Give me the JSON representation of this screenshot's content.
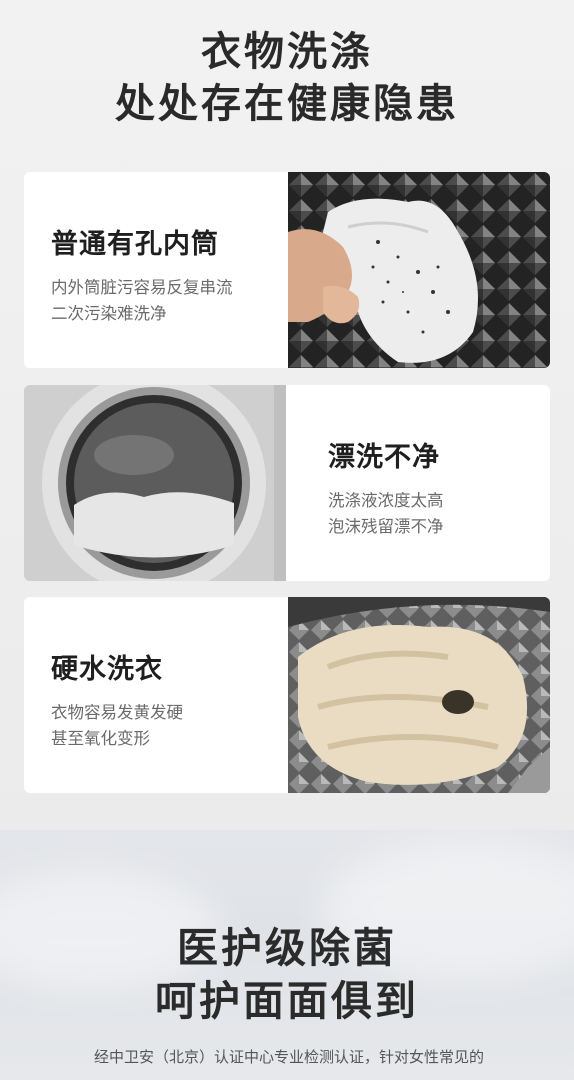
{
  "header": {
    "title_line1": "衣物洗涤",
    "title_line2": "处处存在健康隐患"
  },
  "cards": [
    {
      "heading": "普通有孔内筒",
      "lines": [
        "内外筒脏污容易反复串流",
        "二次污染难洗净"
      ],
      "photo": "dirty-tissue-on-drum-photo"
    },
    {
      "heading": "漂洗不净",
      "lines": [
        "洗涤液浓度太高",
        "泡沫残留漂不净"
      ],
      "photo": "washer-door-foam-photo"
    },
    {
      "heading": "硬水洗衣",
      "lines": [
        "衣物容易发黄发硬",
        "甚至氧化变形"
      ],
      "photo": "yellowed-towel-in-drum-photo"
    }
  ],
  "bottom": {
    "title_line1": "医护级除菌",
    "title_line2": "呵护面面俱到",
    "description": "经中卫安（北京）认证中心专业检测认证，针对女性常见的"
  }
}
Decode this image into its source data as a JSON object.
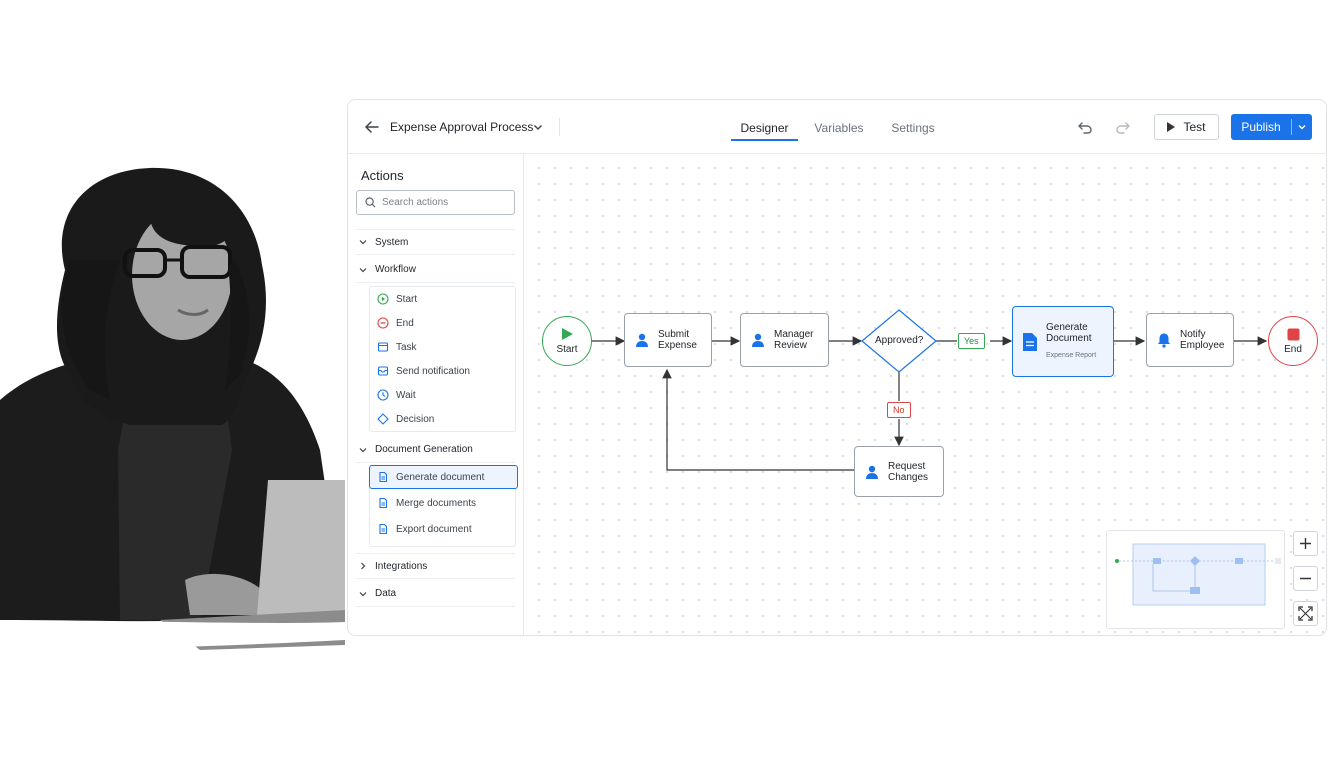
{
  "header": {
    "process_name": "Expense Approval Process",
    "tabs": [
      {
        "label": "Designer",
        "active": true
      },
      {
        "label": "Variables",
        "active": false
      },
      {
        "label": "Settings",
        "active": false
      }
    ],
    "test_label": "Test",
    "publish_label": "Publish"
  },
  "sidebar": {
    "title": "Actions",
    "search_placeholder": "Search actions",
    "groups": [
      {
        "label": "System",
        "expanded": true,
        "items": []
      },
      {
        "label": "Workflow",
        "expanded": true,
        "items": [
          {
            "label": "Start",
            "icon": "play-circle-icon"
          },
          {
            "label": "End",
            "icon": "stop-circle-icon"
          },
          {
            "label": "Task",
            "icon": "task-icon"
          },
          {
            "label": "Send notification",
            "icon": "notification-icon"
          },
          {
            "label": "Wait",
            "icon": "clock-icon"
          },
          {
            "label": "Decision",
            "icon": "decision-icon"
          }
        ]
      },
      {
        "label": "Document Generation",
        "expanded": true,
        "items": [
          {
            "label": "Generate document",
            "icon": "document-icon",
            "selected": true
          },
          {
            "label": "Merge documents",
            "icon": "document-icon"
          },
          {
            "label": "Export document",
            "icon": "document-icon"
          }
        ]
      },
      {
        "label": "Integrations",
        "expanded": false,
        "items": []
      },
      {
        "label": "Data",
        "expanded": true,
        "items": []
      }
    ]
  },
  "flow": {
    "start": "Start",
    "submit": [
      "Submit",
      "Expense"
    ],
    "review": [
      "Manager",
      "Review"
    ],
    "decision": "Approved?",
    "yes": "Yes",
    "no": "No",
    "generate": [
      "Generate",
      "Document"
    ],
    "generate_sub": "Expense Report",
    "notify": [
      "Notify",
      "Employee"
    ],
    "request": [
      "Request",
      "Changes"
    ],
    "end": "End"
  },
  "colors": {
    "accent": "#1a73e8",
    "start": "#34a853",
    "end": "#e04444",
    "person": "#1a73e8"
  }
}
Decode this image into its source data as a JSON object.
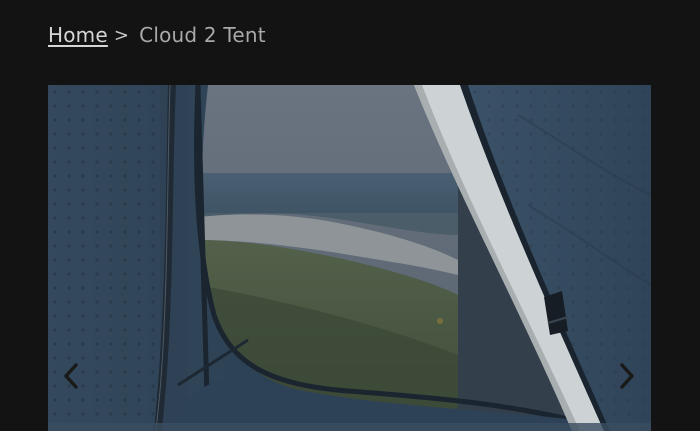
{
  "breadcrumb": {
    "home_label": "Home",
    "separator": ">",
    "current_label": "Cloud 2 Tent"
  },
  "gallery": {
    "prev_icon": "chevron-left-icon",
    "next_icon": "chevron-right-icon"
  },
  "colors": {
    "page_background": "#131313",
    "tent_fabric": "#3b5571",
    "arrow": "#1c1c1c"
  }
}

### WORK TO COMPLETE
Without including any pictures, output all the entries above exactly.

### RESPONSE TO THIS TASK
Give me the JSON representation of this screenshot's content.
{
  "header": {
    "title_line1": "衣物洗涤",
    "title_line2": "处处存在健康隐患"
  },
  "cards": [
    {
      "heading": "普通有孔内筒",
      "lines": [
        "内外筒脏污容易反复串流",
        "二次污染难洗净"
      ],
      "photo": "dirty-tissue-on-drum-photo"
    },
    {
      "heading": "漂洗不净",
      "lines": [
        "洗涤液浓度太高",
        "泡沫残留漂不净"
      ],
      "photo": "washer-door-foam-photo"
    },
    {
      "heading": "硬水洗衣",
      "lines": [
        "衣物容易发黄发硬",
        "甚至氧化变形"
      ],
      "photo": "yellowed-towel-in-drum-photo"
    }
  ],
  "bottom": {
    "title_line1": "医护级除菌",
    "title_line2": "呵护面面俱到",
    "description": "经中卫安（北京）认证中心专业检测认证，针对女性常见的"
  }
}
Decode this image into its source data as a JSON object.
{
  "header": {
    "process_name": "Expense Approval Process",
    "tabs": [
      {
        "label": "Designer",
        "active": true
      },
      {
        "label": "Variables",
        "active": false
      },
      {
        "label": "Settings",
        "active": false
      }
    ],
    "test_label": "Test",
    "publish_label": "Publish"
  },
  "sidebar": {
    "title": "Actions",
    "search_placeholder": "Search actions",
    "groups": [
      {
        "label": "System",
        "expanded": true,
        "items": []
      },
      {
        "label": "Workflow",
        "expanded": true,
        "items": [
          {
            "label": "Start",
            "icon": "play-circle-icon"
          },
          {
            "label": "End",
            "icon": "stop-circle-icon"
          },
          {
            "label": "Task",
            "icon": "task-icon"
          },
          {
            "label": "Send notification",
            "icon": "notification-icon"
          },
          {
            "label": "Wait",
            "icon": "clock-icon"
          },
          {
            "label": "Decision",
            "icon": "decision-icon"
          }
        ]
      },
      {
        "label": "Document Generation",
        "expanded": true,
        "items": [
          {
            "label": "Generate document",
            "icon": "document-icon",
            "selected": true
          },
          {
            "label": "Merge documents",
            "icon": "document-icon"
          },
          {
            "label": "Export document",
            "icon": "document-icon"
          }
        ]
      },
      {
        "label": "Integrations",
        "expanded": false,
        "items": []
      },
      {
        "label": "Data",
        "expanded": true,
        "items": []
      }
    ]
  },
  "flow": {
    "start": "Start",
    "submit": [
      "Submit",
      "Expense"
    ],
    "review": [
      "Manager",
      "Review"
    ],
    "decision": "Approved?",
    "yes": "Yes",
    "no": "No",
    "generate": [
      "Generate",
      "Document"
    ],
    "generate_sub": "Expense Report",
    "notify": [
      "Notify",
      "Employee"
    ],
    "request": [
      "Request",
      "Changes"
    ],
    "end": "End"
  },
  "colors": {
    "accent": "#1a73e8",
    "start": "#34a853",
    "end": "#e04444",
    "person": "#1a73e8"
  }
}
Decode this image into its source data as a JSON object.
{
  "breadcrumb": {
    "home_label": "Home",
    "separator": ">",
    "current_label": "Cloud 2 Tent"
  },
  "gallery": {
    "prev_icon": "chevron-left-icon",
    "next_icon": "chevron-right-icon"
  },
  "colors": {
    "page_background": "#131313",
    "tent_fabric": "#3b5571",
    "arrow": "#1c1c1c"
  }
}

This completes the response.